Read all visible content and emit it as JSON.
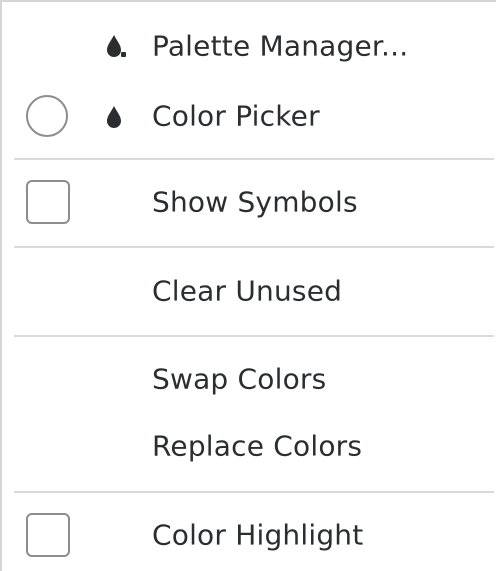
{
  "menu": {
    "items": [
      {
        "label": "Palette Manager...",
        "icon": "palette-drop-icon"
      },
      {
        "label": "Color Picker",
        "icon": "color-drop-icon",
        "control": "radio"
      },
      {
        "label": "Show Symbols",
        "control": "checkbox"
      },
      {
        "label": "Clear Unused"
      },
      {
        "label": "Swap Colors"
      },
      {
        "label": "Replace Colors"
      },
      {
        "label": "Color Highlight",
        "control": "checkbox"
      }
    ]
  },
  "colors": {
    "text": "#2b2e31",
    "separator": "#d9dadb",
    "control_border": "#8b8d8f",
    "background": "#ffffff"
  }
}
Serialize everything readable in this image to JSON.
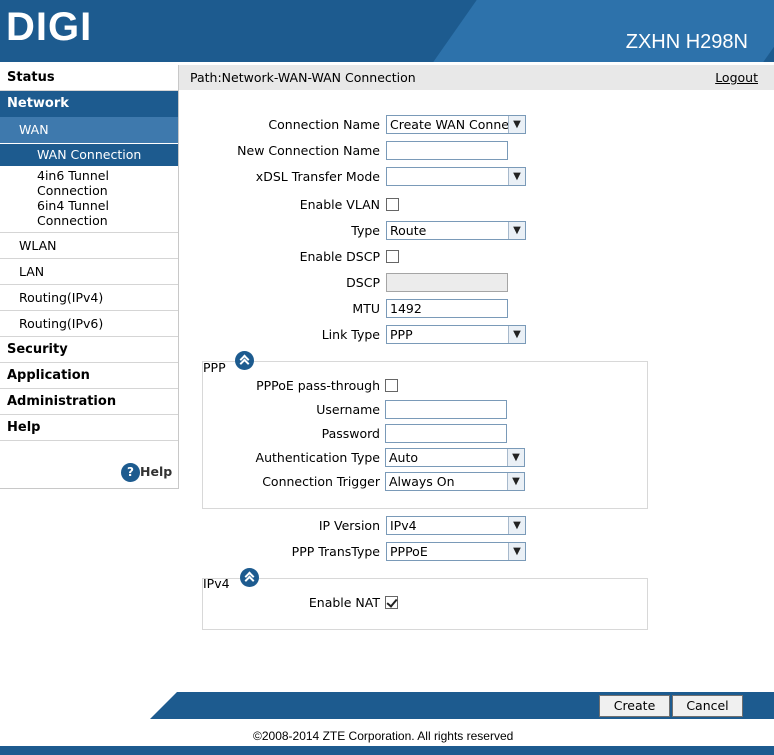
{
  "header": {
    "brand": "DIGI",
    "model": "ZXHN H298N"
  },
  "sidebar": {
    "status": "Status",
    "network": "Network",
    "wan": "WAN",
    "wan_connection": "WAN Connection",
    "tunnel_4in6": "4in6 Tunnel Connection",
    "tunnel_6in4": "6in4 Tunnel Connection",
    "wlan": "WLAN",
    "lan": "LAN",
    "routing_v4": "Routing(IPv4)",
    "routing_v6": "Routing(IPv6)",
    "security": "Security",
    "application": "Application",
    "administration": "Administration",
    "help": "Help",
    "help_link": "Help"
  },
  "pathbar": {
    "path": "Path:Network-WAN-WAN Connection",
    "logout": "Logout"
  },
  "form": {
    "connection_name": {
      "label": "Connection Name",
      "value": "Create WAN Conne"
    },
    "new_connection_name": {
      "label": "New Connection Name",
      "value": ""
    },
    "xdsl_mode": {
      "label": "xDSL Transfer Mode",
      "value": ""
    },
    "enable_vlan": {
      "label": "Enable VLAN",
      "checked": false
    },
    "type": {
      "label": "Type",
      "value": "Route"
    },
    "enable_dscp": {
      "label": "Enable DSCP",
      "checked": false
    },
    "dscp": {
      "label": "DSCP",
      "value": ""
    },
    "mtu": {
      "label": "MTU",
      "value": "1492"
    },
    "link_type": {
      "label": "Link Type",
      "value": "PPP"
    },
    "ppp": {
      "title": "PPP",
      "passthrough": {
        "label": "PPPoE pass-through",
        "checked": false
      },
      "username": {
        "label": "Username",
        "value": ""
      },
      "password": {
        "label": "Password",
        "value": ""
      },
      "auth_type": {
        "label": "Authentication Type",
        "value": "Auto"
      },
      "trigger": {
        "label": "Connection Trigger",
        "value": "Always On"
      }
    },
    "ip_version": {
      "label": "IP Version",
      "value": "IPv4"
    },
    "ppp_transtype": {
      "label": "PPP TransType",
      "value": "PPPoE"
    },
    "ipv4": {
      "title": "IPv4",
      "enable_nat": {
        "label": "Enable NAT",
        "checked": true
      }
    }
  },
  "buttons": {
    "create": "Create",
    "cancel": "Cancel"
  },
  "footer": {
    "copyright": "©2008-2014 ZTE Corporation. All rights reserved"
  },
  "colors": {
    "primary": "#1d5b8f",
    "secondary": "#3e79ad"
  },
  "icons": {
    "collapse": "chevron-double-up-icon",
    "help": "question-circle-icon",
    "dropdown": "chevron-down-icon"
  }
}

* [GOAL OF THE EXERCISE]:
Above are the records. Identify each line that contains the word "Routing".

* [SOLUTION FOR THIS PROBLEM]:
    "routing_v4": "Routing(IPv4)",
    "routing_v6": "Routing(IPv6)",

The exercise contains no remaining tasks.